#### [DATA LINES]

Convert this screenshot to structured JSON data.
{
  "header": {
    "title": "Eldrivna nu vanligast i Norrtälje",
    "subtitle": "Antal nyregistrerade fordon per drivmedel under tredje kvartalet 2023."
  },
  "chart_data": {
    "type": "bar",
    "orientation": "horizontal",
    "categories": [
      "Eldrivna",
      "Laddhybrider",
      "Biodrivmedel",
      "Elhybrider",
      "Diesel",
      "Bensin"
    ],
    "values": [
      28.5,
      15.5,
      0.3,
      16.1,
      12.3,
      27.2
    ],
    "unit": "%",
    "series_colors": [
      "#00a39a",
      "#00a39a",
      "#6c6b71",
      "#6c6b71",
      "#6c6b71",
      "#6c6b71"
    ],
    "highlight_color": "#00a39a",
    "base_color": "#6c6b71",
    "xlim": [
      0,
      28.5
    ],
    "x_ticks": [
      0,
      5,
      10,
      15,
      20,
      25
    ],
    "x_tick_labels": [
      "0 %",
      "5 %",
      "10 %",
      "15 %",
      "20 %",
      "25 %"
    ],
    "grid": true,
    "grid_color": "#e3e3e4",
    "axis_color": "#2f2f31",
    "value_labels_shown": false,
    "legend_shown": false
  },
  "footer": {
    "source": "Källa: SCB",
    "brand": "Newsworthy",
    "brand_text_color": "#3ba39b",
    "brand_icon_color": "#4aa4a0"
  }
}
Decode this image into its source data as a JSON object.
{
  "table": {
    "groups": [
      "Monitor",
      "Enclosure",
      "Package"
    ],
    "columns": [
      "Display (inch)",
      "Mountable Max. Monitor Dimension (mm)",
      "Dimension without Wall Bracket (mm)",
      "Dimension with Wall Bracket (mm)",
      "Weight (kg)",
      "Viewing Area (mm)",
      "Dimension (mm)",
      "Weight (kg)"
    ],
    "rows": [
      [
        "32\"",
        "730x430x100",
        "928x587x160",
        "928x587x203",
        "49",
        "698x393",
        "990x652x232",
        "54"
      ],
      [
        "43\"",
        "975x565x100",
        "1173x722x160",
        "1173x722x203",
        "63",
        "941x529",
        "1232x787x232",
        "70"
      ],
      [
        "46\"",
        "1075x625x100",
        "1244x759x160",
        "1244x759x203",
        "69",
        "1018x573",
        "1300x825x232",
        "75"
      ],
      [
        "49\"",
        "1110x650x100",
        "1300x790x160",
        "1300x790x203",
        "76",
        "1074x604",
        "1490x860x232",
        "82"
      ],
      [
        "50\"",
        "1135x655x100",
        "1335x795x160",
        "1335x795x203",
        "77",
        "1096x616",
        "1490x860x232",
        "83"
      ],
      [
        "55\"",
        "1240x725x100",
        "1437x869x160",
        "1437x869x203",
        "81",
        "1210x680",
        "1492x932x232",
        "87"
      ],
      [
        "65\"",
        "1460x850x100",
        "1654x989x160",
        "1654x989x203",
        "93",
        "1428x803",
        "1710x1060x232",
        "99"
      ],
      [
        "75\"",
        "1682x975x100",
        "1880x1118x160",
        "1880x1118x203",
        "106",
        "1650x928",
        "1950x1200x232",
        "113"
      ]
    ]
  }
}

#### [PROBLEM STATEMENT]
Return all the data above once more, precisely as given.

#### [PROBLEM SOLUTION]
Convert this screenshot to structured JSON data.
{
  "header": {
    "title": "Eldrivna nu vanligast i Norrtälje",
    "subtitle": "Antal nyregistrerade fordon per drivmedel under tredje kvartalet 2023."
  },
  "chart_data": {
    "type": "bar",
    "orientation": "horizontal",
    "categories": [
      "Eldrivna",
      "Laddhybrider",
      "Biodrivmedel",
      "Elhybrider",
      "Diesel",
      "Bensin"
    ],
    "values": [
      28.5,
      15.5,
      0.3,
      16.1,
      12.3,
      27.2
    ],
    "unit": "%",
    "series_colors": [
      "#00a39a",
      "#00a39a",
      "#6c6b71",
      "#6c6b71",
      "#6c6b71",
      "#6c6b71"
    ],
    "highlight_color": "#00a39a",
    "base_color": "#6c6b71",
    "xlim": [
      0,
      28.5
    ],
    "x_ticks": [
      0,
      5,
      10,
      15,
      20,
      25
    ],
    "x_tick_labels": [
      "0 %",
      "5 %",
      "10 %",
      "15 %",
      "20 %",
      "25 %"
    ],
    "grid": true,
    "grid_color": "#e3e3e4",
    "axis_color": "#2f2f31",
    "value_labels_shown": false,
    "legend_shown": false
  },
  "footer": {
    "source": "Källa: SCB",
    "brand": "Newsworthy",
    "brand_text_color": "#3ba39b",
    "brand_icon_color": "#4aa4a0"
  }
}
Decode this image into its source data as a JSON object.
{
  "table": {
    "groups": [
      "Monitor",
      "Enclosure",
      "Package"
    ],
    "columns": [
      "Display (inch)",
      "Mountable Max. Monitor Dimension (mm)",
      "Dimension without Wall Bracket (mm)",
      "Dimension with Wall Bracket (mm)",
      "Weight (kg)",
      "Viewing Area (mm)",
      "Dimension (mm)",
      "Weight (kg)"
    ],
    "rows": [
      [
        "32\"",
        "730x430x100",
        "928x587x160",
        "928x587x203",
        "49",
        "698x393",
        "990x652x232",
        "54"
      ],
      [
        "43\"",
        "975x565x100",
        "1173x722x160",
        "1173x722x203",
        "63",
        "941x529",
        "1232x787x232",
        "70"
      ],
      [
        "46\"",
        "1075x625x100",
        "1244x759x160",
        "1244x759x203",
        "69",
        "1018x573",
        "1300x825x232",
        "75"
      ],
      [
        "49\"",
        "1110x650x100",
        "1300x790x160",
        "1300x790x203",
        "76",
        "1074x604",
        "1490x860x232",
        "82"
      ],
      [
        "50\"",
        "1135x655x100",
        "1335x795x160",
        "1335x795x203",
        "77",
        "1096x616",
        "1490x860x232",
        "83"
      ],
      [
        "55\"",
        "1240x725x100",
        "1437x869x160",
        "1437x869x203",
        "81",
        "1210x680",
        "1492x932x232",
        "87"
      ],
      [
        "65\"",
        "1460x850x100",
        "1654x989x160",
        "1654x989x203",
        "93",
        "1428x803",
        "1710x1060x232",
        "99"
      ],
      [
        "75\"",
        "1682x975x100",
        "1880x1118x160",
        "1880x1118x203",
        "106",
        "1650x928",
        "1950x1200x232",
        "113"
      ]
    ]
  }
}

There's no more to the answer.